MATERIAL FOR THIS TASK START

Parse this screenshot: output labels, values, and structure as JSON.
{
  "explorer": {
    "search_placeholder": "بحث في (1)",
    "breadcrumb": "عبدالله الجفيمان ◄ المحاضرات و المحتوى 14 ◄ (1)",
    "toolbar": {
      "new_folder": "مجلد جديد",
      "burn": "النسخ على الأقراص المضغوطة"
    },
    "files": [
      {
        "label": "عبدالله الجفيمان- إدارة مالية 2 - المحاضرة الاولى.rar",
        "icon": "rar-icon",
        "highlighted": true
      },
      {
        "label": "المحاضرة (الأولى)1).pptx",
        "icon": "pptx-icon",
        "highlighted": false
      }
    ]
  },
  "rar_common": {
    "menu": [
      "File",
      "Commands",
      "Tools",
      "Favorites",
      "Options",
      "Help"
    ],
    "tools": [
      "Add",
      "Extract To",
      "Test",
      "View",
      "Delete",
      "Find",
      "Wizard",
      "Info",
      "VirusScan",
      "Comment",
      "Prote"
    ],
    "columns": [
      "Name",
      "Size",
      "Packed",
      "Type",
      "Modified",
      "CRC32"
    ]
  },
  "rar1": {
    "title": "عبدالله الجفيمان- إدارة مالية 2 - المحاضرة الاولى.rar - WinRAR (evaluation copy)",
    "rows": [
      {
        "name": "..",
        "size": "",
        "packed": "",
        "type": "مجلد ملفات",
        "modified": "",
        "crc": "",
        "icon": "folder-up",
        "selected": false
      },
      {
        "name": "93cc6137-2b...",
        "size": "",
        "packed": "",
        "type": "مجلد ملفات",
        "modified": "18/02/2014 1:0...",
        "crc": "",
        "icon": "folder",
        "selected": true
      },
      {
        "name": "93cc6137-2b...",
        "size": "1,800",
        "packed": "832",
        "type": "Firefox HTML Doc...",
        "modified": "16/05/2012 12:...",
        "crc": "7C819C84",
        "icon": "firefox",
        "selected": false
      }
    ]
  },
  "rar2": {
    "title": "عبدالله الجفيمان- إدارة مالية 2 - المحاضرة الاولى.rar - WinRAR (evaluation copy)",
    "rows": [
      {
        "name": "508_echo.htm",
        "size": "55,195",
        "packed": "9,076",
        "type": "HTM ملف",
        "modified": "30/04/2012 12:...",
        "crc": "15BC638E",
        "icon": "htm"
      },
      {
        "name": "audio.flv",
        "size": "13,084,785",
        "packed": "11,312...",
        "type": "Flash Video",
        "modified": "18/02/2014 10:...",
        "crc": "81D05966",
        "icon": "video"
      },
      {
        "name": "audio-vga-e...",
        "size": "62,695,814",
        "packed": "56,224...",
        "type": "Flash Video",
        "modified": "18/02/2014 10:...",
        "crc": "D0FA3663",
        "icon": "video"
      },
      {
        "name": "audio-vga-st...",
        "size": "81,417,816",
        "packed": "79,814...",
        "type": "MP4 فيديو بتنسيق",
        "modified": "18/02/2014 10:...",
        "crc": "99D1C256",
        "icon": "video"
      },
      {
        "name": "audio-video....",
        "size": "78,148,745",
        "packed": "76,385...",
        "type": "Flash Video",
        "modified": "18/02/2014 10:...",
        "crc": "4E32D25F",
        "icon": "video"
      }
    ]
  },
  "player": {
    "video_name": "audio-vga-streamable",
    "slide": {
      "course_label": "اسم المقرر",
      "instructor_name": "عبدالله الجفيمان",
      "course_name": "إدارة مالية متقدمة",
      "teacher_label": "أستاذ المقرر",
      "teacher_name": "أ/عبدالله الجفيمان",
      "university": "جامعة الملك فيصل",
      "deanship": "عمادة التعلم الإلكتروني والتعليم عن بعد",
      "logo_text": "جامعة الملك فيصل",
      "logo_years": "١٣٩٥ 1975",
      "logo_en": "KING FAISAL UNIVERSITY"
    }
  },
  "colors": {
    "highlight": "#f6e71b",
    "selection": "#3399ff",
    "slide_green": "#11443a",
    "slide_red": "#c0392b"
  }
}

MATERIAL FOR THIS TASK END

TASK REQUIREMENTS
Above are the records; copy every line in them that holds the word "الجفيمان".

RESPONSE
    "breadcrumb": "عبدالله الجفيمان ◄ المحاضرات و المحتوى 14 ◄ (1)",
        "label": "عبدالله الجفيمان- إدارة مالية 2 - المحاضرة الاولى.rar",
    "title": "عبدالله الجفيمان- إدارة مالية 2 - المحاضرة الاولى.rar - WinRAR (evaluation copy)",
    "title": "عبدالله الجفيمان- إدارة مالية 2 - المحاضرة الاولى.rar - WinRAR (evaluation copy)",
      "instructor_name": "عبدالله الجفيمان",
      "teacher_name": "أ/عبدالله الجفيمان",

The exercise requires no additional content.